:: Aim of the task ::
Report, as a bare number, how many lines hold "into".

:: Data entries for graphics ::
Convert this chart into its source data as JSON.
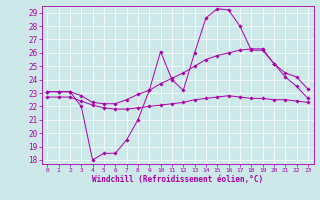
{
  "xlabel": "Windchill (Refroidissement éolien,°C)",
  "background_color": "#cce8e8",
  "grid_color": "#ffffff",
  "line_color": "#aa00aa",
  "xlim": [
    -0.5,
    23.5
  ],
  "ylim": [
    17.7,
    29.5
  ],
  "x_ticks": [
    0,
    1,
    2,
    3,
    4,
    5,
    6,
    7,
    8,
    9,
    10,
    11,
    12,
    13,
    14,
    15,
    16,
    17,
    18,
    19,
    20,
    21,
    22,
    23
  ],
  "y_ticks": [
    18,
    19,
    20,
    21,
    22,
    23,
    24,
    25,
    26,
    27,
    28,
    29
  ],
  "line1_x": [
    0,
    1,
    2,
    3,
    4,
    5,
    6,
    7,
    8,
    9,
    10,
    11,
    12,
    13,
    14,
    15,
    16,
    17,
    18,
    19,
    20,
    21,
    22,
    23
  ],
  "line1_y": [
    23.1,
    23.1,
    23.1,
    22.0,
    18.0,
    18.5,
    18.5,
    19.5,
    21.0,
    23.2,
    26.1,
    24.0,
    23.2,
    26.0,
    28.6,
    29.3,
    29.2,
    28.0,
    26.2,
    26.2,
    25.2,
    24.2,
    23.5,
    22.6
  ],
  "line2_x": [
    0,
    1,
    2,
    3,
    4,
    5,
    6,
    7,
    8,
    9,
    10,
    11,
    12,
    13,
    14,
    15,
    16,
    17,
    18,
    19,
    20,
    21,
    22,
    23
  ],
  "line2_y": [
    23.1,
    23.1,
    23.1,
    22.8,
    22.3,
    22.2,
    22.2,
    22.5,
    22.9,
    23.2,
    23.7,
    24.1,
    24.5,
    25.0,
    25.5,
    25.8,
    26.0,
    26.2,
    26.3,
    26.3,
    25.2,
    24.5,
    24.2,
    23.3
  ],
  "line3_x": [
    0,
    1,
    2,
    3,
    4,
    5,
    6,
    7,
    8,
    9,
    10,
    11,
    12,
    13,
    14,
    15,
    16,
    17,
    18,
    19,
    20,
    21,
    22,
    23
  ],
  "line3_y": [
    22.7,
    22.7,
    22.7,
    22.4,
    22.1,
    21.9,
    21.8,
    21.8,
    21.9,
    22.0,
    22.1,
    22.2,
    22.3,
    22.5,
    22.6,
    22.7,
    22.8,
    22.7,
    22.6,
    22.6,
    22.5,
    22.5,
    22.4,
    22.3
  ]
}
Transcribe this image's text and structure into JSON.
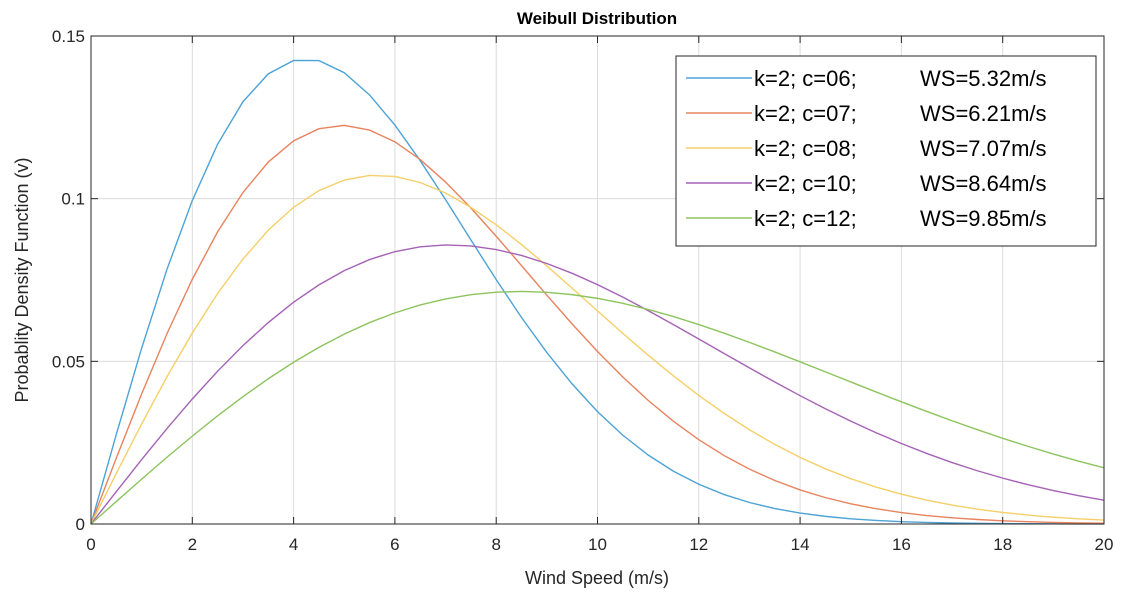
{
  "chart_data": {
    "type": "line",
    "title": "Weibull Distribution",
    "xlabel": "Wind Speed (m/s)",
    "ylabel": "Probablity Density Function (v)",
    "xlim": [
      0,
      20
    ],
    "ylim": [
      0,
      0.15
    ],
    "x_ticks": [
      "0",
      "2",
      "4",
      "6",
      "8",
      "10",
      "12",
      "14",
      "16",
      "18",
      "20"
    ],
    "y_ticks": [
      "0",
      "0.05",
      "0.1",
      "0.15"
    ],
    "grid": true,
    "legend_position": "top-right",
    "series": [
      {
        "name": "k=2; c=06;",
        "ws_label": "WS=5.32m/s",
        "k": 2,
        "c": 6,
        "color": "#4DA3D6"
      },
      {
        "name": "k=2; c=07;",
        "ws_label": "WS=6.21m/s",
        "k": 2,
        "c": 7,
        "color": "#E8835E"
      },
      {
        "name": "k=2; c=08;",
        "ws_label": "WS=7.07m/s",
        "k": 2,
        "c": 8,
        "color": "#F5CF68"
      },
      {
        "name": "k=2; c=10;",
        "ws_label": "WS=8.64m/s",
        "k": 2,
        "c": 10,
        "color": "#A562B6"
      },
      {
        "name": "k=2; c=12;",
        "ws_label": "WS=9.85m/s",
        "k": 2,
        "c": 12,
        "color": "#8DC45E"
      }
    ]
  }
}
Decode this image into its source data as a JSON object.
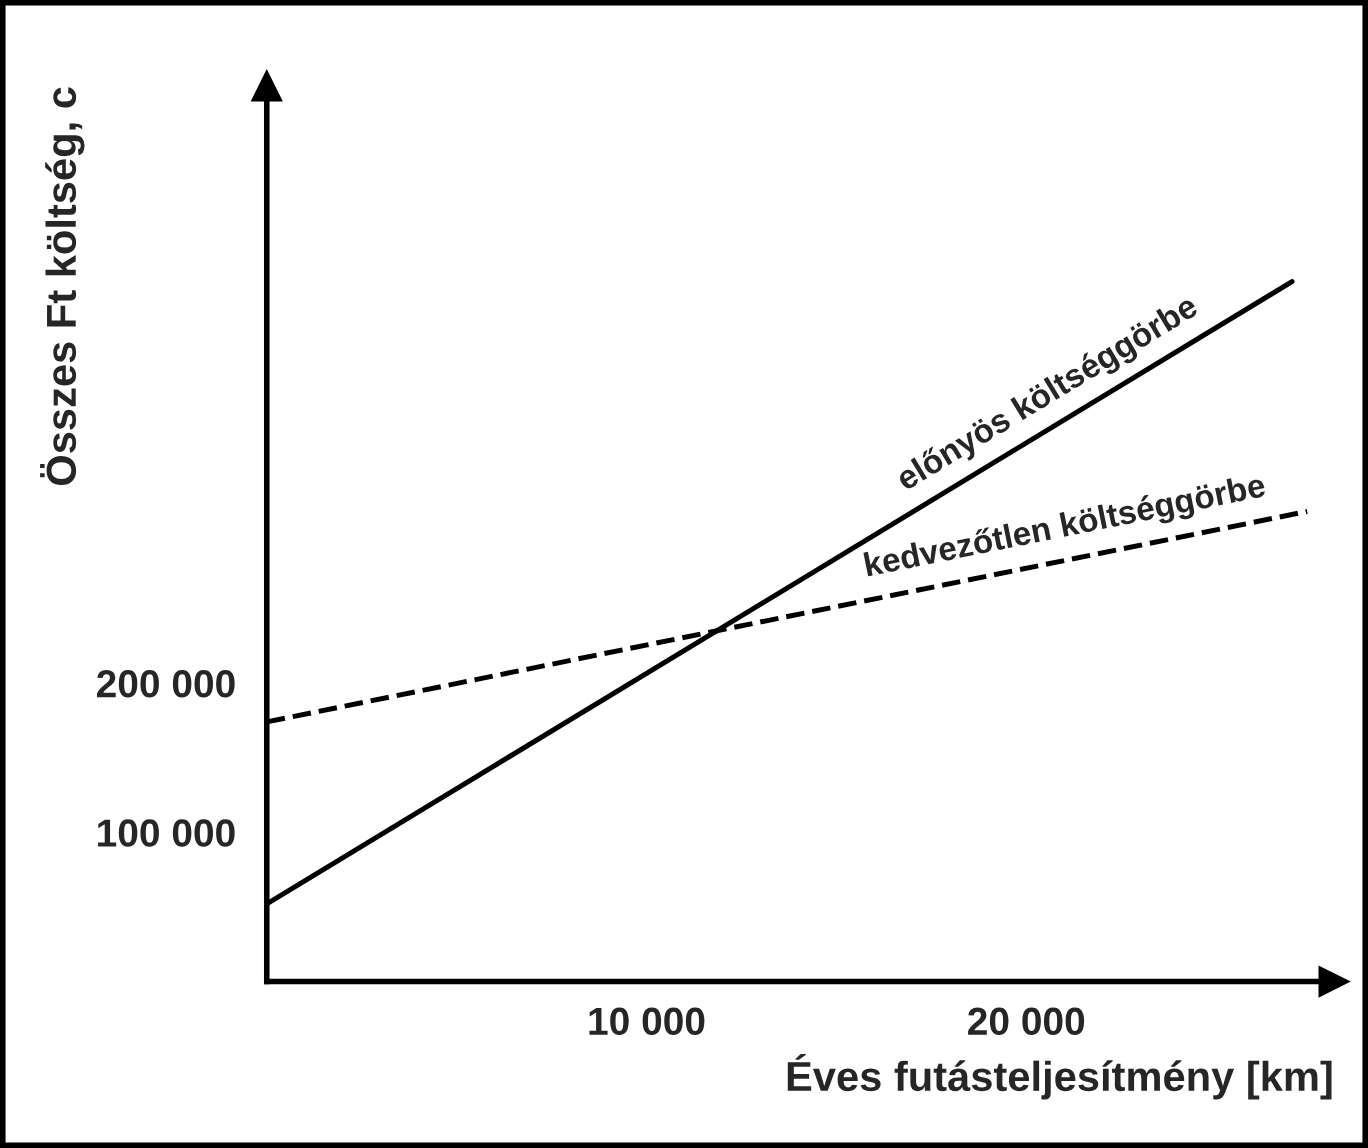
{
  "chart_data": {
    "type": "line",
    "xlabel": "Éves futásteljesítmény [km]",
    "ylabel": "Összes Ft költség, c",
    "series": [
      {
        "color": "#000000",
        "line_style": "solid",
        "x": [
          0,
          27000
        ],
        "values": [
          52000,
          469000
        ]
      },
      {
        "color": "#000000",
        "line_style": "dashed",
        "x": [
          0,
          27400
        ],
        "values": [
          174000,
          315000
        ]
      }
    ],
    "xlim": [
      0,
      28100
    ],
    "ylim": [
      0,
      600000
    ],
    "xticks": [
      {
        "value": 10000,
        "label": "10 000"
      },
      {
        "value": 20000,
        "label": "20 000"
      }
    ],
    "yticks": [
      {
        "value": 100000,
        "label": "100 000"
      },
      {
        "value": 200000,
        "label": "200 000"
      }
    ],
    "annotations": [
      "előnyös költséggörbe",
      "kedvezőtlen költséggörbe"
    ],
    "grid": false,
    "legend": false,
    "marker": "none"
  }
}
==
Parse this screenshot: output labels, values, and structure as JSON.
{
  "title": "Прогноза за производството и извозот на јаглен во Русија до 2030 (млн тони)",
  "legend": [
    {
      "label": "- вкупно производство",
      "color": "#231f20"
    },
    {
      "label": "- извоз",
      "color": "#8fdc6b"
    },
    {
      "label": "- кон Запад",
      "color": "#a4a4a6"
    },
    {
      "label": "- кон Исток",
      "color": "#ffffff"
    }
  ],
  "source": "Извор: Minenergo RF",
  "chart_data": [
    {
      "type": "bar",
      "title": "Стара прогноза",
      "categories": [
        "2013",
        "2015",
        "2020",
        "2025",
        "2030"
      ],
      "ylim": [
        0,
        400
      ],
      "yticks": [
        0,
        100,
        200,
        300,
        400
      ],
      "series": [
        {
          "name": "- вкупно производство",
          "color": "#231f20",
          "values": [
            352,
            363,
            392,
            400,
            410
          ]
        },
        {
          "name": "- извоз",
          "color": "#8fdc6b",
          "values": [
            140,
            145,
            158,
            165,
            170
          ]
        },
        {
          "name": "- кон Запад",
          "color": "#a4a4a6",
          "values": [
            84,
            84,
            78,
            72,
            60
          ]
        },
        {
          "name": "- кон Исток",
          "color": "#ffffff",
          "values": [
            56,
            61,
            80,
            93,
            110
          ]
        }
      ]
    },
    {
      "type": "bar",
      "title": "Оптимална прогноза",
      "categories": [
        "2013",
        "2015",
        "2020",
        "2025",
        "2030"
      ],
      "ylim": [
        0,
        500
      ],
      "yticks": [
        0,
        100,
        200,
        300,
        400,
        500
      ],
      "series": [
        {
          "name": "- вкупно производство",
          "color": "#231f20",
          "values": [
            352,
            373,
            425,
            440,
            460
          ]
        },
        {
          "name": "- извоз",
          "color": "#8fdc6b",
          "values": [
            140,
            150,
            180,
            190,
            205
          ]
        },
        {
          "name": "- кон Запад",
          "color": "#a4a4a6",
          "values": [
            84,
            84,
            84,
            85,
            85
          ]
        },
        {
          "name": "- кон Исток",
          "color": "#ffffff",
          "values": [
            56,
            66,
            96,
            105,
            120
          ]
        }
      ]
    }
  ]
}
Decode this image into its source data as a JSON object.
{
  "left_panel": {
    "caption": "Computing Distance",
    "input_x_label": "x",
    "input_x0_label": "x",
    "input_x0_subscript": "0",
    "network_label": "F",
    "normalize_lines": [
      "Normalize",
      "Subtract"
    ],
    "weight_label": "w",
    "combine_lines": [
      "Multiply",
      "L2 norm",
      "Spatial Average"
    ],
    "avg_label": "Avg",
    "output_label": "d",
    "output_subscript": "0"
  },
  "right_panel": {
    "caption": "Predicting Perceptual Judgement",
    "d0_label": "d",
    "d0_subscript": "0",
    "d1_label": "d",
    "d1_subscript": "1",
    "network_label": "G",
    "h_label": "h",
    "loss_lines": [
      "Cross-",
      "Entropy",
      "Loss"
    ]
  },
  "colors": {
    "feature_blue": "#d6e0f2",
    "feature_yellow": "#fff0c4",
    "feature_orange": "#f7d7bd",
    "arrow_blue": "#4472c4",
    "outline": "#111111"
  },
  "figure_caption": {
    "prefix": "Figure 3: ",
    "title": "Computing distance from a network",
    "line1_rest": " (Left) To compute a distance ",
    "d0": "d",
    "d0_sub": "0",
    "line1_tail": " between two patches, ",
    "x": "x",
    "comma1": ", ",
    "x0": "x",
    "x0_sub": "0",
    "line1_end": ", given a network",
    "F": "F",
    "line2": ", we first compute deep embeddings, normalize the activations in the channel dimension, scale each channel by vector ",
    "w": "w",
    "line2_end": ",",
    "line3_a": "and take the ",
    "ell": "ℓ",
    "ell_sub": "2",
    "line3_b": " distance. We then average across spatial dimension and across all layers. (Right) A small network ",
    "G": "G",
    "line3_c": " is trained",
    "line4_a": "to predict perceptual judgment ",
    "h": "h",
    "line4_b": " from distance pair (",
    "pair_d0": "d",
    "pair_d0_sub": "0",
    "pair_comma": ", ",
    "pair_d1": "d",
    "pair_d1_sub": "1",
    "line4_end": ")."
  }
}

:: The solution ::
4